▶ _Provided data_:

— start —

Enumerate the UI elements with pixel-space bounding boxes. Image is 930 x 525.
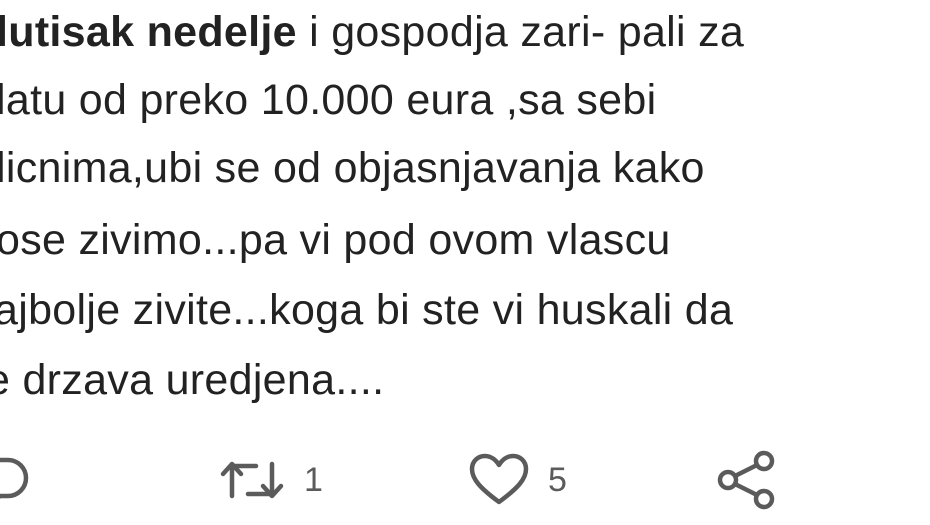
tweet-text-line: lutisak nedelje i gospodja zari- pali za [0, 6, 744, 58]
tweet-text-line: licnima,ubi se od objasnjavanja kako [0, 144, 705, 192]
share-button[interactable] [716, 440, 778, 520]
reply-icon [0, 452, 32, 508]
tweet-card: lutisak nedelje i gospodja zari- pali za… [0, 0, 930, 525]
like-button[interactable]: 5 [468, 440, 567, 520]
tweet-actions-bar: 1 5 [0, 440, 930, 520]
reply-button[interactable] [0, 440, 32, 520]
tweet-text-line: ajbolje zivite...koga bi ste vi huskali … [0, 286, 734, 334]
like-count: 5 [548, 460, 568, 499]
share-icon [716, 450, 778, 510]
retweet-count: 1 [304, 460, 324, 499]
retweet-button[interactable]: 1 [218, 440, 323, 520]
tweet-text-line: e drzava uredjena.... [0, 356, 385, 404]
tweet-text-line: latu od preko 10.000 eura ,sa sebi [0, 76, 657, 124]
heart-icon [468, 452, 530, 508]
tweet-headline: lutisak nedelje [0, 8, 297, 56]
retweet-icon [218, 454, 286, 506]
tweet-text-segment: i gospodja zari- pali za [296, 8, 745, 56]
tweet-text-line: ose zivimo...pa vi pod ovom vlascu [0, 216, 671, 264]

— end —

▶ _Written exercise_: Reproduce every line of the records above word for word, and leave the pictures out of your copy.

▶ _Solution to this task_:
Enumerate the UI elements with pixel-space bounding boxes. Image is 930 x 525.
tweet-text-line: lutisak nedelje i gospodja zari- pali za [0, 6, 744, 58]
tweet-text-line: licnima,ubi se od objasnjavanja kako [0, 144, 705, 192]
share-button[interactable] [716, 440, 778, 520]
reply-icon [0, 452, 32, 508]
tweet-card: lutisak nedelje i gospodja zari- pali za… [0, 0, 930, 525]
like-button[interactable]: 5 [468, 440, 567, 520]
tweet-actions-bar: 1 5 [0, 440, 930, 520]
reply-button[interactable] [0, 440, 32, 520]
tweet-text-line: ajbolje zivite...koga bi ste vi huskali … [0, 286, 734, 334]
like-count: 5 [548, 460, 568, 499]
share-icon [716, 450, 778, 510]
retweet-count: 1 [304, 460, 324, 499]
retweet-button[interactable]: 1 [218, 440, 323, 520]
tweet-text-line: e drzava uredjena.... [0, 356, 385, 404]
tweet-text-line: latu od preko 10.000 eura ,sa sebi [0, 76, 657, 124]
heart-icon [468, 452, 530, 508]
tweet-headline: lutisak nedelje [0, 8, 297, 56]
retweet-icon [218, 454, 286, 506]
tweet-text-segment: i gospodja zari- pali za [296, 8, 745, 56]
tweet-text-line: ose zivimo...pa vi pod ovom vlascu [0, 216, 671, 264]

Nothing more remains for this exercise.